> _LISTED RECORDS_:

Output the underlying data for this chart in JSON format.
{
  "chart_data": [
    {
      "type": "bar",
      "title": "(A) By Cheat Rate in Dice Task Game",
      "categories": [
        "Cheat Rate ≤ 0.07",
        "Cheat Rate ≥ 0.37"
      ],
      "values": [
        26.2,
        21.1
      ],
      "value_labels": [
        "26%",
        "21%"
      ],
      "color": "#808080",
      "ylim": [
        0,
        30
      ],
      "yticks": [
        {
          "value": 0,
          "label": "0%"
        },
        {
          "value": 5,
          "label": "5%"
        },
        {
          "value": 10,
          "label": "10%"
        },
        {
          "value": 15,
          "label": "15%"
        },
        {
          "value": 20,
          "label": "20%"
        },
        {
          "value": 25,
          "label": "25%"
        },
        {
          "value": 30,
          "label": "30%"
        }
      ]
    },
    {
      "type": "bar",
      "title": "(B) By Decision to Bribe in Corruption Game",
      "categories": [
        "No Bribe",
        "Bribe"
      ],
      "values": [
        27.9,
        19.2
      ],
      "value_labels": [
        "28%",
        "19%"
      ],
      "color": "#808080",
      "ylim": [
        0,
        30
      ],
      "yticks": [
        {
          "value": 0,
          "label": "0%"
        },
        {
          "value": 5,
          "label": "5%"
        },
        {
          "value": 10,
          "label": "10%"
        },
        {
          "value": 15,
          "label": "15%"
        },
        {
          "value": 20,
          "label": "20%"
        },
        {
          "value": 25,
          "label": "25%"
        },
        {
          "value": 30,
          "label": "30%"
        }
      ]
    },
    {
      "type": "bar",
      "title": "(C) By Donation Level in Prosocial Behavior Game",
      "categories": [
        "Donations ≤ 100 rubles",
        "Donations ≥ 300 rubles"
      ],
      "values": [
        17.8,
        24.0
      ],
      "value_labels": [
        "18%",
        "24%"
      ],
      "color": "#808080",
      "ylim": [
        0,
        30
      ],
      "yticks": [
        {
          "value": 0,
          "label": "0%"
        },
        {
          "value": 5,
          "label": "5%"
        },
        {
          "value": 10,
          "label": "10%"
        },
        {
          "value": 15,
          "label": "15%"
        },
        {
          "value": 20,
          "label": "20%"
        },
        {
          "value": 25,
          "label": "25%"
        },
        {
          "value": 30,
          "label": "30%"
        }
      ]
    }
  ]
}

> _GIVEN PROBLEM_:
Transcribe all entries exactly as they are given.

> _PROBLEM SOLUTION_:
Output the underlying data for this chart in JSON format.
{
  "chart_data": [
    {
      "type": "bar",
      "title": "(A) By Cheat Rate in Dice Task Game",
      "categories": [
        "Cheat Rate ≤ 0.07",
        "Cheat Rate ≥ 0.37"
      ],
      "values": [
        26.2,
        21.1
      ],
      "value_labels": [
        "26%",
        "21%"
      ],
      "color": "#808080",
      "ylim": [
        0,
        30
      ],
      "yticks": [
        {
          "value": 0,
          "label": "0%"
        },
        {
          "value": 5,
          "label": "5%"
        },
        {
          "value": 10,
          "label": "10%"
        },
        {
          "value": 15,
          "label": "15%"
        },
        {
          "value": 20,
          "label": "20%"
        },
        {
          "value": 25,
          "label": "25%"
        },
        {
          "value": 30,
          "label": "30%"
        }
      ]
    },
    {
      "type": "bar",
      "title": "(B) By Decision to Bribe in Corruption Game",
      "categories": [
        "No Bribe",
        "Bribe"
      ],
      "values": [
        27.9,
        19.2
      ],
      "value_labels": [
        "28%",
        "19%"
      ],
      "color": "#808080",
      "ylim": [
        0,
        30
      ],
      "yticks": [
        {
          "value": 0,
          "label": "0%"
        },
        {
          "value": 5,
          "label": "5%"
        },
        {
          "value": 10,
          "label": "10%"
        },
        {
          "value": 15,
          "label": "15%"
        },
        {
          "value": 20,
          "label": "20%"
        },
        {
          "value": 25,
          "label": "25%"
        },
        {
          "value": 30,
          "label": "30%"
        }
      ]
    },
    {
      "type": "bar",
      "title": "(C) By Donation Level in Prosocial Behavior Game",
      "categories": [
        "Donations ≤ 100 rubles",
        "Donations ≥ 300 rubles"
      ],
      "values": [
        17.8,
        24.0
      ],
      "value_labels": [
        "18%",
        "24%"
      ],
      "color": "#808080",
      "ylim": [
        0,
        30
      ],
      "yticks": [
        {
          "value": 0,
          "label": "0%"
        },
        {
          "value": 5,
          "label": "5%"
        },
        {
          "value": 10,
          "label": "10%"
        },
        {
          "value": 15,
          "label": "15%"
        },
        {
          "value": 20,
          "label": "20%"
        },
        {
          "value": 25,
          "label": "25%"
        },
        {
          "value": 30,
          "label": "30%"
        }
      ]
    }
  ]
}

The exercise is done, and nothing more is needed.